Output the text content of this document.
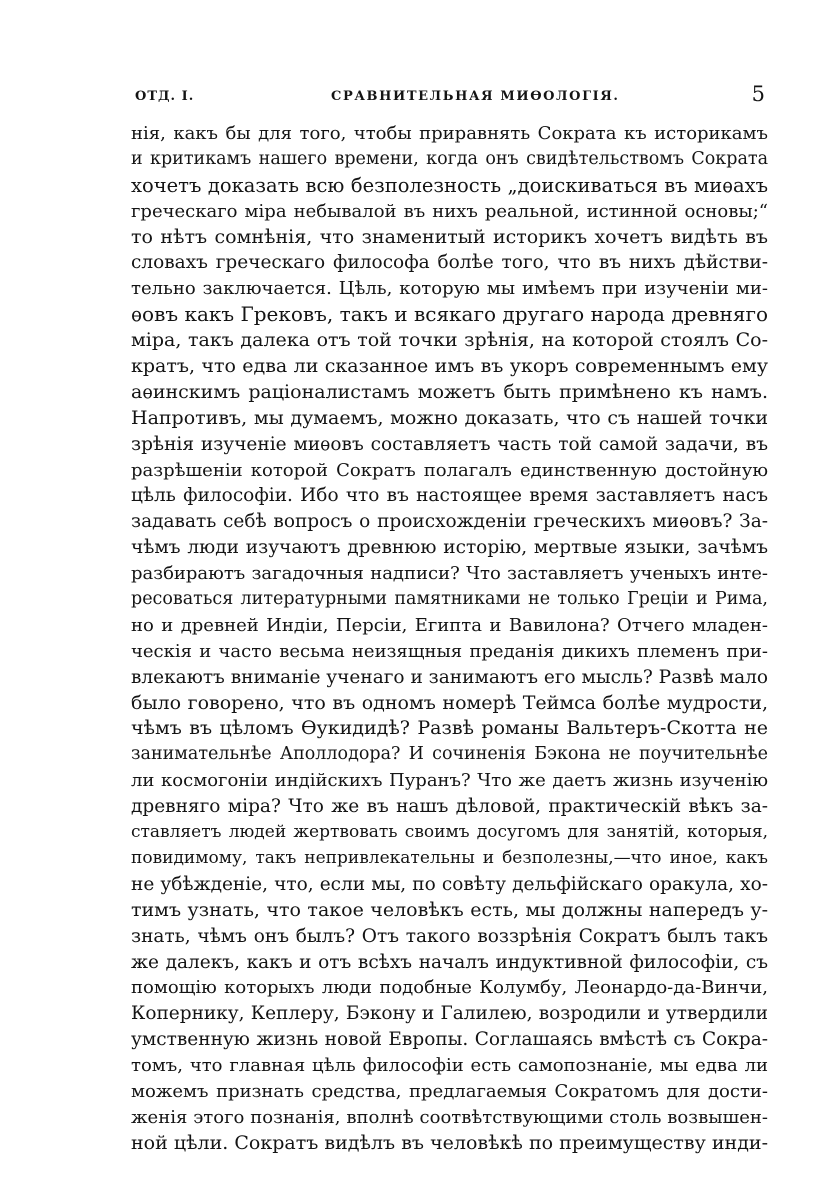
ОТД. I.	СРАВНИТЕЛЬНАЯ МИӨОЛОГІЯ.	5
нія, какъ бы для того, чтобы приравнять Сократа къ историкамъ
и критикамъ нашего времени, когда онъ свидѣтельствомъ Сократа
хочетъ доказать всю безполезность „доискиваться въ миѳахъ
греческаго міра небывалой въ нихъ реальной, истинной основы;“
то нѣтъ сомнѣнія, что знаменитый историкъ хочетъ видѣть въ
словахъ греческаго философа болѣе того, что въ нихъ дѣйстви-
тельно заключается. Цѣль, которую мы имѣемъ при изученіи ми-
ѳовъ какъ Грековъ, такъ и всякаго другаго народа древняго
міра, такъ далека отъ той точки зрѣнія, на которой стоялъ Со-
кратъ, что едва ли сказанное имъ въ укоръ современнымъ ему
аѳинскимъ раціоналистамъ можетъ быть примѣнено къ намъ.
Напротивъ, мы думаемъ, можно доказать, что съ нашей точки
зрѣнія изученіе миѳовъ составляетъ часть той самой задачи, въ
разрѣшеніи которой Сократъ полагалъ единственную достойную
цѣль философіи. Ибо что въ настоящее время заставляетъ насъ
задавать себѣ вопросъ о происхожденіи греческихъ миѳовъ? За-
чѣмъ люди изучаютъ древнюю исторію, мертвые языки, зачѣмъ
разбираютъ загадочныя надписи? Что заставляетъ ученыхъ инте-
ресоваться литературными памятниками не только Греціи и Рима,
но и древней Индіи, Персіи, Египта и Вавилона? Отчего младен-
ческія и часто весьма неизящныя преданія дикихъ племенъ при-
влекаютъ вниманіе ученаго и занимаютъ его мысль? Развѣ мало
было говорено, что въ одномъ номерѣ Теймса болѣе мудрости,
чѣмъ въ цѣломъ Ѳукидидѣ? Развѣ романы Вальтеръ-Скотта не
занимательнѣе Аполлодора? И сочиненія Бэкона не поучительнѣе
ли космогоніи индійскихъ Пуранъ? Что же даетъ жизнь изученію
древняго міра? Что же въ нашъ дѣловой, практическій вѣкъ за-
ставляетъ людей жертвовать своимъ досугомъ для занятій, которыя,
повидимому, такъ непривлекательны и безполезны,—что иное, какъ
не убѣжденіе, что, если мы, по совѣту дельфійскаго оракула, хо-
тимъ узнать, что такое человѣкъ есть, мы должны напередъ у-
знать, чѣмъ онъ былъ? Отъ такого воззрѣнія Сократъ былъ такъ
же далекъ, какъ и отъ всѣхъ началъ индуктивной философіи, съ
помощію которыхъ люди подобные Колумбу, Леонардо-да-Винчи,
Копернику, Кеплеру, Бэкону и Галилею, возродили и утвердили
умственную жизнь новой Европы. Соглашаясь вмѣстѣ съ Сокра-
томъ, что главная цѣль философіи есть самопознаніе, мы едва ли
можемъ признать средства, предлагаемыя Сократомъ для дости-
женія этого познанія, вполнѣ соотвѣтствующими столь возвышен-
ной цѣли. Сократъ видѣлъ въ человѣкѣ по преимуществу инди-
::::::
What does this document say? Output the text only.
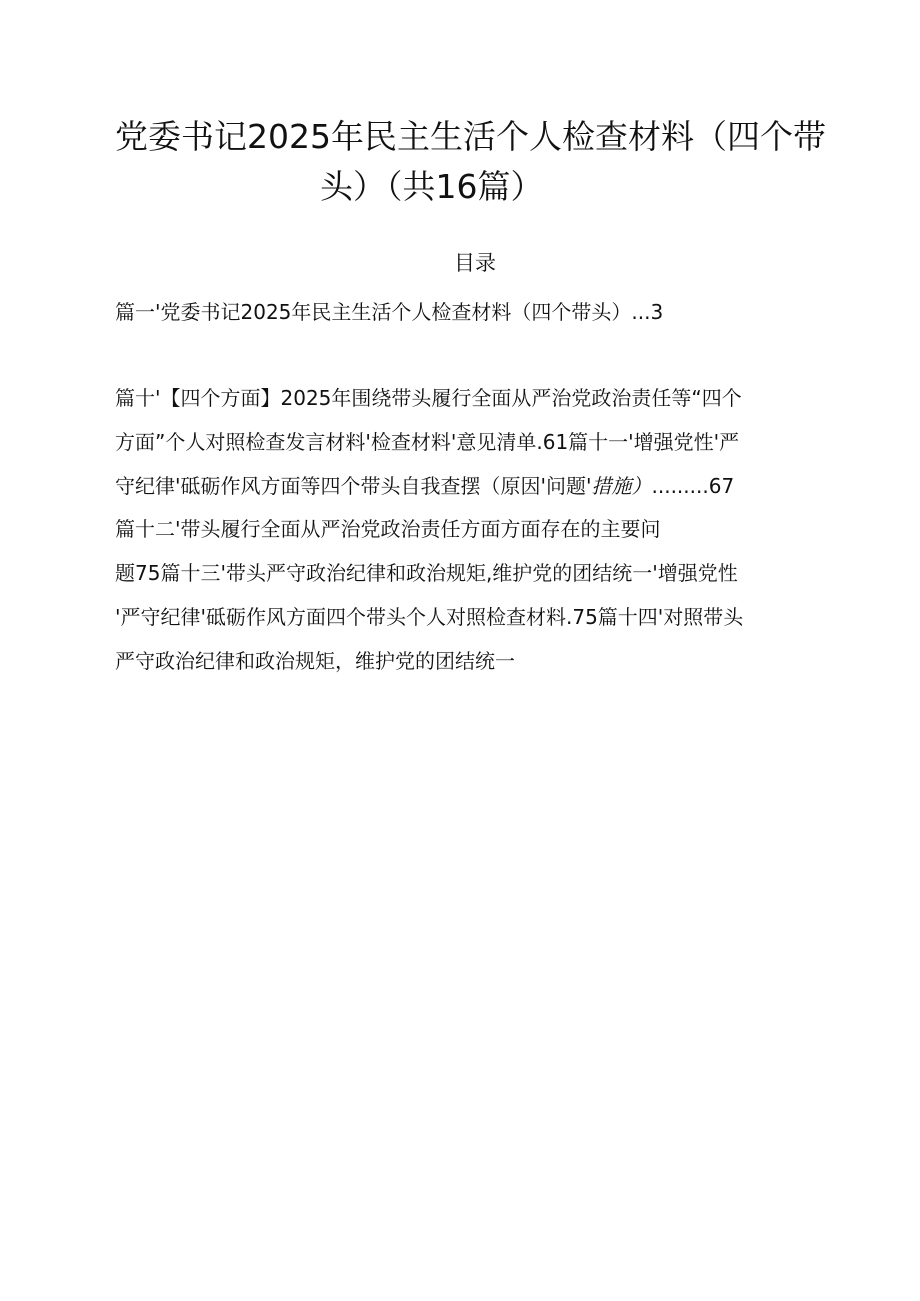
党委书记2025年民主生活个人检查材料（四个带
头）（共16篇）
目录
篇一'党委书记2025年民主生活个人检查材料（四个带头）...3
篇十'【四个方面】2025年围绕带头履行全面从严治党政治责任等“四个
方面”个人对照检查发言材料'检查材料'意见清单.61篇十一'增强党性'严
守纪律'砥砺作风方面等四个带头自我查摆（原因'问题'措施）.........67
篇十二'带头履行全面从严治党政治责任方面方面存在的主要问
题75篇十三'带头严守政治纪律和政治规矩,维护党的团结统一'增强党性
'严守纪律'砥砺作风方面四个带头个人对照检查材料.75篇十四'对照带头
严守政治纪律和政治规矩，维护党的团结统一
::::::
▸ **EXERCISE DESCRIPTION**: Within the data above, pick out all lines holding the word "Сократъ".

▸ **ANSWER TO THIS TASK**:
разрѣшеніи которой Сократъ полагалъ единственную достойную
знать, чѣмъ онъ былъ? Отъ такого воззрѣнія Сократъ былъ такъ
ной цѣли. Сократъ видѣлъ въ человѣкѣ по преимуществу инди-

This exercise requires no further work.